THE TASK — From the listing below, return each line that includes "butyl".

RECORD LIST —
________________
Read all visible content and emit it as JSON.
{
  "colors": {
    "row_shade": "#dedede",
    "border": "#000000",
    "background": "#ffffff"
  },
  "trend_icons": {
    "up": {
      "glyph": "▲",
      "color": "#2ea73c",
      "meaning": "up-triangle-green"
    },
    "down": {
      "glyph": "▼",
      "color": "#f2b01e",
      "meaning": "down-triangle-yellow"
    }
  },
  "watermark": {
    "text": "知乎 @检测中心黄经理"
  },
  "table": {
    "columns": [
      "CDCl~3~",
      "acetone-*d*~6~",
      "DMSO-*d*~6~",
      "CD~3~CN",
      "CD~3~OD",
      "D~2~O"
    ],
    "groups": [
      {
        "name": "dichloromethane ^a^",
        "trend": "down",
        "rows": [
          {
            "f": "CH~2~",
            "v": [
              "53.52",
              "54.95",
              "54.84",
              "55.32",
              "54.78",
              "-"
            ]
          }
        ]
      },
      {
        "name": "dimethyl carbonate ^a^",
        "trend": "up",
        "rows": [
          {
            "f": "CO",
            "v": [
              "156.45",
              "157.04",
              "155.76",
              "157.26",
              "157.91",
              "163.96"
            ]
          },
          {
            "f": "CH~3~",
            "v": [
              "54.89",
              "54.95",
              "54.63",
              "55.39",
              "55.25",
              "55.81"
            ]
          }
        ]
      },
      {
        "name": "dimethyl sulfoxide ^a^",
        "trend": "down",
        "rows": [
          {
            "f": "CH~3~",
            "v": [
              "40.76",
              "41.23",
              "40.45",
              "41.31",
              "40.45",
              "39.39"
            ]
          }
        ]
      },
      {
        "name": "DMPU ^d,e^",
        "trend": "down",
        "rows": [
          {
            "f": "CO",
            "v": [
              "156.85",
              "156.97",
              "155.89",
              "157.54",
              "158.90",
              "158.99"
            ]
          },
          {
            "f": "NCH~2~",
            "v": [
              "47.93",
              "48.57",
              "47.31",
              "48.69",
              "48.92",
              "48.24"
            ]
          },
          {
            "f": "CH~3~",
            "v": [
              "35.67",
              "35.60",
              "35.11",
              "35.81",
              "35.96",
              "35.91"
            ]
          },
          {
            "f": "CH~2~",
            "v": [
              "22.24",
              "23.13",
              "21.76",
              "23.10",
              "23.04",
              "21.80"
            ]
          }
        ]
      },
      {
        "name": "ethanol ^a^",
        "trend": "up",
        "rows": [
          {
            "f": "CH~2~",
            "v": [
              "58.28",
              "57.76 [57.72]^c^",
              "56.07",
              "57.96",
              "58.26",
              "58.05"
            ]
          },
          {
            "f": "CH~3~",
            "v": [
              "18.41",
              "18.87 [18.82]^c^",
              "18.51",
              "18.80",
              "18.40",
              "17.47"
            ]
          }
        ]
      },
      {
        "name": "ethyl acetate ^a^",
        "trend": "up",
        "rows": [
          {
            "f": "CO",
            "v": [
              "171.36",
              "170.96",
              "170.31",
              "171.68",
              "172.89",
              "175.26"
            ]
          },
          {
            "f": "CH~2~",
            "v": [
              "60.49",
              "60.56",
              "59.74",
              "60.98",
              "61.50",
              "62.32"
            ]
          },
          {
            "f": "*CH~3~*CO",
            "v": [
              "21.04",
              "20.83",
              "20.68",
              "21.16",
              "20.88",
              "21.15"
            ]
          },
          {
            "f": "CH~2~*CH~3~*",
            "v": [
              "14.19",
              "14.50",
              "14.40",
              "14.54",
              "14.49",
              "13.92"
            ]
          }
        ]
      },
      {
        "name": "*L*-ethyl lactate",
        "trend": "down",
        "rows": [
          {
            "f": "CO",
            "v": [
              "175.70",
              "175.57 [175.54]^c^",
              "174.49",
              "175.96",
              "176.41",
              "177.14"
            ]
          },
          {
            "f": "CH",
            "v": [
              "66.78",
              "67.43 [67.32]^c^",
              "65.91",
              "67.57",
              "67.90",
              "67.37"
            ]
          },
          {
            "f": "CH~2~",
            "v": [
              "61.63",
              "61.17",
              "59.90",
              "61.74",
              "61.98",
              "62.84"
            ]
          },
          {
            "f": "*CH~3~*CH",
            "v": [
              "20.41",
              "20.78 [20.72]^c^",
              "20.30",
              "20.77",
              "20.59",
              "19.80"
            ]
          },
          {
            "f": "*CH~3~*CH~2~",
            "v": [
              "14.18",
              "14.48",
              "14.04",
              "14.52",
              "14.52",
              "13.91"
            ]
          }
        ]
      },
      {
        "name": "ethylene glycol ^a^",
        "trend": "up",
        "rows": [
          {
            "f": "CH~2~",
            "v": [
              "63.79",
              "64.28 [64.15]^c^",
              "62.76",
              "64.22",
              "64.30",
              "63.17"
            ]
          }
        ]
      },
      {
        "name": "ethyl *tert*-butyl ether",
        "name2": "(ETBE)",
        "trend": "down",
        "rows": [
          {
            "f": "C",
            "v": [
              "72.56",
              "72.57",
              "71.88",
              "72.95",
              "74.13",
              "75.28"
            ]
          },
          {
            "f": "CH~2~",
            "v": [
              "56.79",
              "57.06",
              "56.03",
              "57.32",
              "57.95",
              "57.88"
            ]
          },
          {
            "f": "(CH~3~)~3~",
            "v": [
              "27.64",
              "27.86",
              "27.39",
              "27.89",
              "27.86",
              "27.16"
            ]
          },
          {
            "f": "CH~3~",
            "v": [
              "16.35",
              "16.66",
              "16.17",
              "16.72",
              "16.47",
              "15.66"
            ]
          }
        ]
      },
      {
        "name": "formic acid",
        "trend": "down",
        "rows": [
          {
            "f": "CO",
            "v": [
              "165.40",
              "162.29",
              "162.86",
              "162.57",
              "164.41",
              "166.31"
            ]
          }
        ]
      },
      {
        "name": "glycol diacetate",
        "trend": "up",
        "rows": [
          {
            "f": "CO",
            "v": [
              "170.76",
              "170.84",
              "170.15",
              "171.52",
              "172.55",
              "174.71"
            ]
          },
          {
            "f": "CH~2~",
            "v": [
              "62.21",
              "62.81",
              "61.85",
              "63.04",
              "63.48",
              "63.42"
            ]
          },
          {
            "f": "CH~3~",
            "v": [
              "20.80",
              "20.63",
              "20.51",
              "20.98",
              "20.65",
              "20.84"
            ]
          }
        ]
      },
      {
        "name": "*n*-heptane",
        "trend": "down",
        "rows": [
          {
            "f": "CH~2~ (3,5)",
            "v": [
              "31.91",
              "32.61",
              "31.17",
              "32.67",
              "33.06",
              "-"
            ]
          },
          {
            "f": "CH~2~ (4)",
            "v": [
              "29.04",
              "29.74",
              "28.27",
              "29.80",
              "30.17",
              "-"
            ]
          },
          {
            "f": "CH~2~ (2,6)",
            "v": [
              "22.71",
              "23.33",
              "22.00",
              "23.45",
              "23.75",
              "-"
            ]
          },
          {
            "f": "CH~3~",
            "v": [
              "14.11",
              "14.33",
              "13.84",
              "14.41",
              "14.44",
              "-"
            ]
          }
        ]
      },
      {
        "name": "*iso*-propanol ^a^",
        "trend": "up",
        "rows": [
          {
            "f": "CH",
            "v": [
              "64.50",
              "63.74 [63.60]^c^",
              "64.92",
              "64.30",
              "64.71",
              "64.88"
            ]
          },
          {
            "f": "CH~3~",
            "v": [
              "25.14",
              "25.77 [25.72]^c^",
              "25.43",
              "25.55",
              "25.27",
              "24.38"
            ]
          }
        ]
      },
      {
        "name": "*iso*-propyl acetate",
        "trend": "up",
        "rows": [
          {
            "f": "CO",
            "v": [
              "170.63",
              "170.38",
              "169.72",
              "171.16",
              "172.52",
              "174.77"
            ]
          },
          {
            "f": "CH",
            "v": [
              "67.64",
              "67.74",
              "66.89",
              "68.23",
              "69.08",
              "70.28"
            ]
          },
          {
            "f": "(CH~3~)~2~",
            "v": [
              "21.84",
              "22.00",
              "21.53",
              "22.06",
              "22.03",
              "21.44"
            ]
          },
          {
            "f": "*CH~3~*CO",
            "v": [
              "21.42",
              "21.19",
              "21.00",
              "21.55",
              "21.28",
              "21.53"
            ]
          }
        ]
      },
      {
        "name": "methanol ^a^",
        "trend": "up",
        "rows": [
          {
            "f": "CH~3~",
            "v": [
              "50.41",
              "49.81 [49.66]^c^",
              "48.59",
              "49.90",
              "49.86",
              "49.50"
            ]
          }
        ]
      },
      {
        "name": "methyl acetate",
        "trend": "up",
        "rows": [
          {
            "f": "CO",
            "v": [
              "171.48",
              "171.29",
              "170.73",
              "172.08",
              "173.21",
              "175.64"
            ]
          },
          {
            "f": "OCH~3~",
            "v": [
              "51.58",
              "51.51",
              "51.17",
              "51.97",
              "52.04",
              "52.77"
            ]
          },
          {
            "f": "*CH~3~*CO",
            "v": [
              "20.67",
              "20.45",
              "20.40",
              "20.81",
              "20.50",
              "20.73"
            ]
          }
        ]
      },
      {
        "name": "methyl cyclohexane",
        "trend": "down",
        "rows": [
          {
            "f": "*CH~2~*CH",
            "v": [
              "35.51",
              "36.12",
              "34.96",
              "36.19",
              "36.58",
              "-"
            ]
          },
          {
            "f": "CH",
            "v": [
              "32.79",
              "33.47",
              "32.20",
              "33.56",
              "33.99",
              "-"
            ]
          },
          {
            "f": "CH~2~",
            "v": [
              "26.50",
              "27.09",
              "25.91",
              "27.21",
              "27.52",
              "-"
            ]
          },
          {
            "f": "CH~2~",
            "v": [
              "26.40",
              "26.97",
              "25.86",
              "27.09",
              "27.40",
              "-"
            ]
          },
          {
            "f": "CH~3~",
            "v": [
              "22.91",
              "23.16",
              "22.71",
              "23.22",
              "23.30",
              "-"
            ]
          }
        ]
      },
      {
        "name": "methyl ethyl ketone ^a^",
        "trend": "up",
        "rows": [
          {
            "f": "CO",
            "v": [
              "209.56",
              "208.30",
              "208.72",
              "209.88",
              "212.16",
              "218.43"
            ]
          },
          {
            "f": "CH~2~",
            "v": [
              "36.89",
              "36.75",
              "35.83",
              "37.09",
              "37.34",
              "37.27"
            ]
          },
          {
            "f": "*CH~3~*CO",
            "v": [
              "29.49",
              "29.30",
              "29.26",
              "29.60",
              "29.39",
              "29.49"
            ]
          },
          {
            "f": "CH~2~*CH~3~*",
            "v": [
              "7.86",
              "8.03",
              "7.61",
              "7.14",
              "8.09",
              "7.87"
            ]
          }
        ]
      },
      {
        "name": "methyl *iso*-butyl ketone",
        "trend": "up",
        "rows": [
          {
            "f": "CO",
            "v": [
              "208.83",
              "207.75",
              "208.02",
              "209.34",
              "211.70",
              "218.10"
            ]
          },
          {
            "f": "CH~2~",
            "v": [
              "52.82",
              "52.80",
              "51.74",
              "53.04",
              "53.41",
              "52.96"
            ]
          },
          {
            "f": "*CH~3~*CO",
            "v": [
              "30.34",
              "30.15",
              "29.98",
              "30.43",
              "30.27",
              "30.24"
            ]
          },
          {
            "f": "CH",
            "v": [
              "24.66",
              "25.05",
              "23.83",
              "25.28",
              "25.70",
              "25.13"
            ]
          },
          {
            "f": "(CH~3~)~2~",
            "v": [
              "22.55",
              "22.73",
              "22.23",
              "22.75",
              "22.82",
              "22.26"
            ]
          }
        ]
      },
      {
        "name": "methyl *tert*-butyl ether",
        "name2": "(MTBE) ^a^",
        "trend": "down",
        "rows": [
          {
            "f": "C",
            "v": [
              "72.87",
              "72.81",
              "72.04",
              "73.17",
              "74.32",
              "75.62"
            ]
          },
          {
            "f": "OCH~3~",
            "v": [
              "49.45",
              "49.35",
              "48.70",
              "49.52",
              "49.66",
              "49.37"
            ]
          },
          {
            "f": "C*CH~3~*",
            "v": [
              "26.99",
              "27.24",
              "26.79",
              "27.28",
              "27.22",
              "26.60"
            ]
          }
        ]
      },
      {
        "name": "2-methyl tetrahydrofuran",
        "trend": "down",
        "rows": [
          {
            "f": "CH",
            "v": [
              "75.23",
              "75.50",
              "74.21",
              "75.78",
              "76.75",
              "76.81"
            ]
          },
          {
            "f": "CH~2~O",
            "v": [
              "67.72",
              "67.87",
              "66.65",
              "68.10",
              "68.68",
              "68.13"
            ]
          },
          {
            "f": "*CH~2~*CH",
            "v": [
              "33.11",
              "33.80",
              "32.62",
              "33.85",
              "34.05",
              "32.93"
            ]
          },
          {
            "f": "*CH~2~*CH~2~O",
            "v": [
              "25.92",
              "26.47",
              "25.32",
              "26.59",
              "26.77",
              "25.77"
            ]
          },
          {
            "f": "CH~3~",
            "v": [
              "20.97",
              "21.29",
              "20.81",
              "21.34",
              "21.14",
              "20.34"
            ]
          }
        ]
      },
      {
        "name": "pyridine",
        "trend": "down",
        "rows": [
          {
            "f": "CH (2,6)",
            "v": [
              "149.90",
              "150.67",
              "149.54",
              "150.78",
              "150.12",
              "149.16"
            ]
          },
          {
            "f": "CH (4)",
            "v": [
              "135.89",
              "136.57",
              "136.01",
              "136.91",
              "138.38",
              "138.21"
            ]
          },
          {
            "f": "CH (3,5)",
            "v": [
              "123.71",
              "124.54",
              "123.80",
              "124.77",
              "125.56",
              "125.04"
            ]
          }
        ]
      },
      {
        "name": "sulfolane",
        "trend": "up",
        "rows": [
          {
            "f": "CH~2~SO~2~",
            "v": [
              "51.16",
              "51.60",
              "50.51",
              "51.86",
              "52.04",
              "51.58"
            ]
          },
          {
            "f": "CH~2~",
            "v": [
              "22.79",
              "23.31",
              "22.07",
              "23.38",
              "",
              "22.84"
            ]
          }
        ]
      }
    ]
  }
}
________________
ANSWER IN FULL —
        "name": "ethyl *tert*-butyl ether",
        "name": "methyl *iso*-butyl ketone",
        "name": "methyl *tert*-butyl ether",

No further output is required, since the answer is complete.